Pick out the lines in the listing below that contain the word "Adesione" and copy them.

* [MATERIAL]:
════════════════

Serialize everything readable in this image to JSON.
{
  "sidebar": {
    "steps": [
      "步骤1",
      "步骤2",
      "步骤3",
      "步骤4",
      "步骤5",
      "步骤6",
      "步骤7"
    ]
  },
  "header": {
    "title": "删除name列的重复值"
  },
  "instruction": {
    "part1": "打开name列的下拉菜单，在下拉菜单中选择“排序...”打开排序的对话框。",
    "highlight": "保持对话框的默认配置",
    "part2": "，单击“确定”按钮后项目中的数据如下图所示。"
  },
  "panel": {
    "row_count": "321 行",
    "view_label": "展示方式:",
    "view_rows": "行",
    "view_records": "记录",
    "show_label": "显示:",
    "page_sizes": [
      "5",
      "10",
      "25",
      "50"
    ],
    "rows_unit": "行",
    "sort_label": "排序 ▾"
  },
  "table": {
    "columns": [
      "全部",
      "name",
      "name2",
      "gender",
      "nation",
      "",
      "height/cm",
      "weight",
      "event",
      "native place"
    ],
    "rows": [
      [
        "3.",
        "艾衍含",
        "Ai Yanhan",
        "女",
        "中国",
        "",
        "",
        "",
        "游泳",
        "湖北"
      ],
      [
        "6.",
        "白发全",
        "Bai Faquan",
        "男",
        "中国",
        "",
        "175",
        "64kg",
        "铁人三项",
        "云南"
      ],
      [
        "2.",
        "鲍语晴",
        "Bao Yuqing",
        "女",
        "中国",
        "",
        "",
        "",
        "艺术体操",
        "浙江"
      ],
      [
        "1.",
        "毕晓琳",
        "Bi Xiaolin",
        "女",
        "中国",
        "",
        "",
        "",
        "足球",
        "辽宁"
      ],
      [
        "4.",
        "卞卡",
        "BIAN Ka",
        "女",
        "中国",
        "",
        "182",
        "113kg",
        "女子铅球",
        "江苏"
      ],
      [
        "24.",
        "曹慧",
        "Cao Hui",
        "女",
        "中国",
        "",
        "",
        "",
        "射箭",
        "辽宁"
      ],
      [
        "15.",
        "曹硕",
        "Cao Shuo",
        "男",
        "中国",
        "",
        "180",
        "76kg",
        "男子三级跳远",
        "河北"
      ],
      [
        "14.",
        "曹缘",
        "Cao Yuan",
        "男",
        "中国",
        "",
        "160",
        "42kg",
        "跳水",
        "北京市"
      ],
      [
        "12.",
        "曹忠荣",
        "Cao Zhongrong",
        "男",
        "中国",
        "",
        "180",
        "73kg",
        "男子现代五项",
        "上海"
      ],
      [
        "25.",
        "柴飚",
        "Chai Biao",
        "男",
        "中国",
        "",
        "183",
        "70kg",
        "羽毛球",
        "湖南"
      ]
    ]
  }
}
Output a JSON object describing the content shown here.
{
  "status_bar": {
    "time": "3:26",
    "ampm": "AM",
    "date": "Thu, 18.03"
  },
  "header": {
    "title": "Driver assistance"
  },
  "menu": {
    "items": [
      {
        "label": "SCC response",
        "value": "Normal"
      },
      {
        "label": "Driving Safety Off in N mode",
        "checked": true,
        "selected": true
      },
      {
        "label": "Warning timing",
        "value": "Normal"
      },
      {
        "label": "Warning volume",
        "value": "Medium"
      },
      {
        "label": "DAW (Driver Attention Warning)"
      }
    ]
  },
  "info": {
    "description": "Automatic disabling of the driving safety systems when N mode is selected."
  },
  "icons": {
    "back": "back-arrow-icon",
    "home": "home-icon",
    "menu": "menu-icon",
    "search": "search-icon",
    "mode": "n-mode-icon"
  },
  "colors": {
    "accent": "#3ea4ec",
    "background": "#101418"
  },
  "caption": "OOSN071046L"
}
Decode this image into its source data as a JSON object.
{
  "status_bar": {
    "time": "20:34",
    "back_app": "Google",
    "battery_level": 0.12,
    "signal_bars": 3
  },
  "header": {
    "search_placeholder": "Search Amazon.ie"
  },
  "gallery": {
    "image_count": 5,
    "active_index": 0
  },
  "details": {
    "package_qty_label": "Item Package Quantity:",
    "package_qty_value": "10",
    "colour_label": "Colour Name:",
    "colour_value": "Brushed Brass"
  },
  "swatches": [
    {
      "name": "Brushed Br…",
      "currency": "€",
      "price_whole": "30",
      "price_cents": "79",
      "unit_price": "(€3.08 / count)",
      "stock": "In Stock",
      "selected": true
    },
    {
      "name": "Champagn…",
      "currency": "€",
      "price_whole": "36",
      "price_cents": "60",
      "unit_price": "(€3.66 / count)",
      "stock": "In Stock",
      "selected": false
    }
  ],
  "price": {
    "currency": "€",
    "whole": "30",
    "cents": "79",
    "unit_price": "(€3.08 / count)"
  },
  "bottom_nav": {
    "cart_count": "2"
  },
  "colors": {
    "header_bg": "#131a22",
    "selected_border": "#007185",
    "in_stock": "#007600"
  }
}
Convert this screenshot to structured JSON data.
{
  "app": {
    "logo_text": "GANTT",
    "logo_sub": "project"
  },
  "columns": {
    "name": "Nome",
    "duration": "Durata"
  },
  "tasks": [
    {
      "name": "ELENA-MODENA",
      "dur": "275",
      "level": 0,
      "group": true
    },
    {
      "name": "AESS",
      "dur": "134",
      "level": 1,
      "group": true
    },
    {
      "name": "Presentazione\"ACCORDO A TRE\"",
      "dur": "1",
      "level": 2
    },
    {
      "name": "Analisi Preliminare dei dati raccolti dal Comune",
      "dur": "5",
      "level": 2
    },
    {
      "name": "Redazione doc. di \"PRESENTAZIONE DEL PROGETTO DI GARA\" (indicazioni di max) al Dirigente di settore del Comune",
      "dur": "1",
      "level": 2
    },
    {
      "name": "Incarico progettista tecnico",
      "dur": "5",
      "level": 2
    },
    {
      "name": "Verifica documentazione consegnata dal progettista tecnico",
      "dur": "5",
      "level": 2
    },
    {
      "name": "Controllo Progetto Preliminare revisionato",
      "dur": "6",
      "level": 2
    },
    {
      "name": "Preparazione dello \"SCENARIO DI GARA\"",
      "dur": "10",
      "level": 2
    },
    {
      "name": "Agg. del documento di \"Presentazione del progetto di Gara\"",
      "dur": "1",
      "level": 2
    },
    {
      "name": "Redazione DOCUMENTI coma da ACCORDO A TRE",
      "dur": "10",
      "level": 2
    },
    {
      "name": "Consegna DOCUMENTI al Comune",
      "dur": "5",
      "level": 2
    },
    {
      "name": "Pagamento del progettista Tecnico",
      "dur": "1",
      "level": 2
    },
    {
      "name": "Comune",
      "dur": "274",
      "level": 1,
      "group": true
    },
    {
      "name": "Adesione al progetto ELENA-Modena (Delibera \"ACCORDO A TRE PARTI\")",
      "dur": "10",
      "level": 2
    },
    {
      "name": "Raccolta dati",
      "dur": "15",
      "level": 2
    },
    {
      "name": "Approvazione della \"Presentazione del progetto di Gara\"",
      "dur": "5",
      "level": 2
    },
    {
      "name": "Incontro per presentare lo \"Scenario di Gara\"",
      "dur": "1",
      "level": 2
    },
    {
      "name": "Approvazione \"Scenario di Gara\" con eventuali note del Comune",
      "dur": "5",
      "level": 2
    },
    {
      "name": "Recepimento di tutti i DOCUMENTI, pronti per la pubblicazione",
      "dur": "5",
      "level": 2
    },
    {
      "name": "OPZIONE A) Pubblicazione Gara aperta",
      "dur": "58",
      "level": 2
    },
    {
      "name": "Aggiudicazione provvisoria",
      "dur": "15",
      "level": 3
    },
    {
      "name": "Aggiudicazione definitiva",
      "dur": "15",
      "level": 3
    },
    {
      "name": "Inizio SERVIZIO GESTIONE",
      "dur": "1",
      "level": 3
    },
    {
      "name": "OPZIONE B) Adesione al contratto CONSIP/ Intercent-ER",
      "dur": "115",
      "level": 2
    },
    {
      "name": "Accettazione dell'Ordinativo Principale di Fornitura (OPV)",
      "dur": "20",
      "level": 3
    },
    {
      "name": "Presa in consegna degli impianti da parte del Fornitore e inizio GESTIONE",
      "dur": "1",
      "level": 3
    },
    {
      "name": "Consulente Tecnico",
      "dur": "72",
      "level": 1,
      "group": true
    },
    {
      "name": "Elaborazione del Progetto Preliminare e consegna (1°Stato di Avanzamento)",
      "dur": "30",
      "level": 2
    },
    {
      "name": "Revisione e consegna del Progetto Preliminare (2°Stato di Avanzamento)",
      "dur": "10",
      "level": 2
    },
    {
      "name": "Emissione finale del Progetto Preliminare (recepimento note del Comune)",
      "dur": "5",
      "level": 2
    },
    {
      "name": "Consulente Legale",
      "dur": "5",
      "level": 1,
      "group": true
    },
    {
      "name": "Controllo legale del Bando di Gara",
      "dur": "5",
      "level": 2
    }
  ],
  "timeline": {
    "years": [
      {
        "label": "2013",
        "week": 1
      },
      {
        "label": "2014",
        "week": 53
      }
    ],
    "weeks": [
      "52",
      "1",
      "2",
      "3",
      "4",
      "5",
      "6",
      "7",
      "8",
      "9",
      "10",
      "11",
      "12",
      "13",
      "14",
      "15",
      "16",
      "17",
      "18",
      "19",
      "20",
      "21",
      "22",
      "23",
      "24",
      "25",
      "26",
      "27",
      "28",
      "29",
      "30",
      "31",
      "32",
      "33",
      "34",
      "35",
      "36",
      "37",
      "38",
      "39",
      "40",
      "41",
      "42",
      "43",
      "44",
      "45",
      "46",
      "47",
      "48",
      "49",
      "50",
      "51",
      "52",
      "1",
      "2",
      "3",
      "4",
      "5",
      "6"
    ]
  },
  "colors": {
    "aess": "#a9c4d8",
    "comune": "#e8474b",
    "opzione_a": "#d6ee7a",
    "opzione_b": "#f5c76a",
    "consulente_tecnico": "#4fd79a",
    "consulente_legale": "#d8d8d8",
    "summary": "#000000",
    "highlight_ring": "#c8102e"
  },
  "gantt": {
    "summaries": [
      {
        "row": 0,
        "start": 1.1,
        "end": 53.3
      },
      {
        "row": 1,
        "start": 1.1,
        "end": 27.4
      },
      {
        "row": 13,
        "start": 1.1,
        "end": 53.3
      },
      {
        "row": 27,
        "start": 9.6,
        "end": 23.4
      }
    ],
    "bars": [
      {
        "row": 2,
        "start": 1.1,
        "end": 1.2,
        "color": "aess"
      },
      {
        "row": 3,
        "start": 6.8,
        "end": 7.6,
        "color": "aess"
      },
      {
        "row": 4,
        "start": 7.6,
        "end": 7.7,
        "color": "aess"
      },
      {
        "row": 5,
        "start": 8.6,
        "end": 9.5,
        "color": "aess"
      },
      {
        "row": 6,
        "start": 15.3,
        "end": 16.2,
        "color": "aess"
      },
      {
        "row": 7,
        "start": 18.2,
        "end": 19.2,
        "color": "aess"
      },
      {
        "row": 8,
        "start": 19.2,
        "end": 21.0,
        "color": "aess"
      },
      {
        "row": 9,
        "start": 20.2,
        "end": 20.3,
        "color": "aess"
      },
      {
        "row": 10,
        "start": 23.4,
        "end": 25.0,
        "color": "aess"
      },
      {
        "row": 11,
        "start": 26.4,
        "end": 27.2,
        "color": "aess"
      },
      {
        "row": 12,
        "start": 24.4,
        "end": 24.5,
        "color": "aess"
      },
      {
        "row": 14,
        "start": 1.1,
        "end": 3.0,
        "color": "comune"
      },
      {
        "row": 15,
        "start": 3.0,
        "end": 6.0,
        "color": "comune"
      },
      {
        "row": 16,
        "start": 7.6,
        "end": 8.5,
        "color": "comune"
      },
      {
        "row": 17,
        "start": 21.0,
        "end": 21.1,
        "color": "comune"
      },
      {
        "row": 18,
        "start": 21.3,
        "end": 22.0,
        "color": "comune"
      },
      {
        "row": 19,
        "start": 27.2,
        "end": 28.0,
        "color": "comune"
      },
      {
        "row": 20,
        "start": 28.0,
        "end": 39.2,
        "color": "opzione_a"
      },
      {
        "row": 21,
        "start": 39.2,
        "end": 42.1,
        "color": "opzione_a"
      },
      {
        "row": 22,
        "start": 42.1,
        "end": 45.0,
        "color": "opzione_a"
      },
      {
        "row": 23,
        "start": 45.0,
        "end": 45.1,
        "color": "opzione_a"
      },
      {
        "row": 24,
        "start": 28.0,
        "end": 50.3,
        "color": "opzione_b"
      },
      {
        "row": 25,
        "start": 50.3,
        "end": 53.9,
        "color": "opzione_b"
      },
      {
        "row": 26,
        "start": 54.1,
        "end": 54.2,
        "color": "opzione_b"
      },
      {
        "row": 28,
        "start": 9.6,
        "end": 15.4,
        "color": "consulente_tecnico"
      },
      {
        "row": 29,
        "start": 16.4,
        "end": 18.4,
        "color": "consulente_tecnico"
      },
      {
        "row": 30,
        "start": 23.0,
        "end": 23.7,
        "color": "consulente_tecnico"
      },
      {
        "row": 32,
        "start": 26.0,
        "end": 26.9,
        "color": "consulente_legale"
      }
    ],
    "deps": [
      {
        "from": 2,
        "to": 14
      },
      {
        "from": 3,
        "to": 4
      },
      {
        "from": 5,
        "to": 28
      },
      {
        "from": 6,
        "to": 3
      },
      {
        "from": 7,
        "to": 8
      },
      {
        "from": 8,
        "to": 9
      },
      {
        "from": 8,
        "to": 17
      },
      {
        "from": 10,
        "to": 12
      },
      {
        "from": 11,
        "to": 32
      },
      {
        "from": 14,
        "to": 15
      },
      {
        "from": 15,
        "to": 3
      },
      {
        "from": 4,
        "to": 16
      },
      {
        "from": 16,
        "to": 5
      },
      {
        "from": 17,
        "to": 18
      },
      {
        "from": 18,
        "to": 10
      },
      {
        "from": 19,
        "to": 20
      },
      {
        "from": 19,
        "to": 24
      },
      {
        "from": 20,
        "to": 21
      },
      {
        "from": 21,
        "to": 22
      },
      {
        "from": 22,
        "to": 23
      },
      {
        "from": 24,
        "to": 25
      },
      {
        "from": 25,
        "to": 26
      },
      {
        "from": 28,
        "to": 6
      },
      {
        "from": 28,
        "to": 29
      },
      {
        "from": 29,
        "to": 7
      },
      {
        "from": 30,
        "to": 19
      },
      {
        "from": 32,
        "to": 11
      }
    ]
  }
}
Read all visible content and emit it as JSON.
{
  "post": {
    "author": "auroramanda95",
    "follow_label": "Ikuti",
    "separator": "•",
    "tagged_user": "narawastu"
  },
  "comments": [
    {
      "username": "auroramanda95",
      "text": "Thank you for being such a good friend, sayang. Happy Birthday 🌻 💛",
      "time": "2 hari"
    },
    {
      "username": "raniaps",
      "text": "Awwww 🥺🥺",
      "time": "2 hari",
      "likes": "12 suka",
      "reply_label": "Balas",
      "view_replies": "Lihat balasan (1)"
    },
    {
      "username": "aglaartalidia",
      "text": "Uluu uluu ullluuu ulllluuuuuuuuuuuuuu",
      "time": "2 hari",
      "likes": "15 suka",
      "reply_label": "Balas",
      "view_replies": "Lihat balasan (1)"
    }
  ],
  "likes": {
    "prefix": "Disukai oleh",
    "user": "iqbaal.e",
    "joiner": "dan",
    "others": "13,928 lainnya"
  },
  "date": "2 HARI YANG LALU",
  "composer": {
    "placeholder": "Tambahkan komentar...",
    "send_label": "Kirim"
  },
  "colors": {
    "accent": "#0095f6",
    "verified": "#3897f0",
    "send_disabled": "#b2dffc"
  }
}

════════════════

* [SOLUTION TO THIS PROBLEM]:
      "name": "Adesione al progetto ELENA-Modena (Delibera \"ACCORDO A TRE PARTI\")",
      "name": "OPZIONE B) Adesione al contratto CONSIP/ Intercent-ER",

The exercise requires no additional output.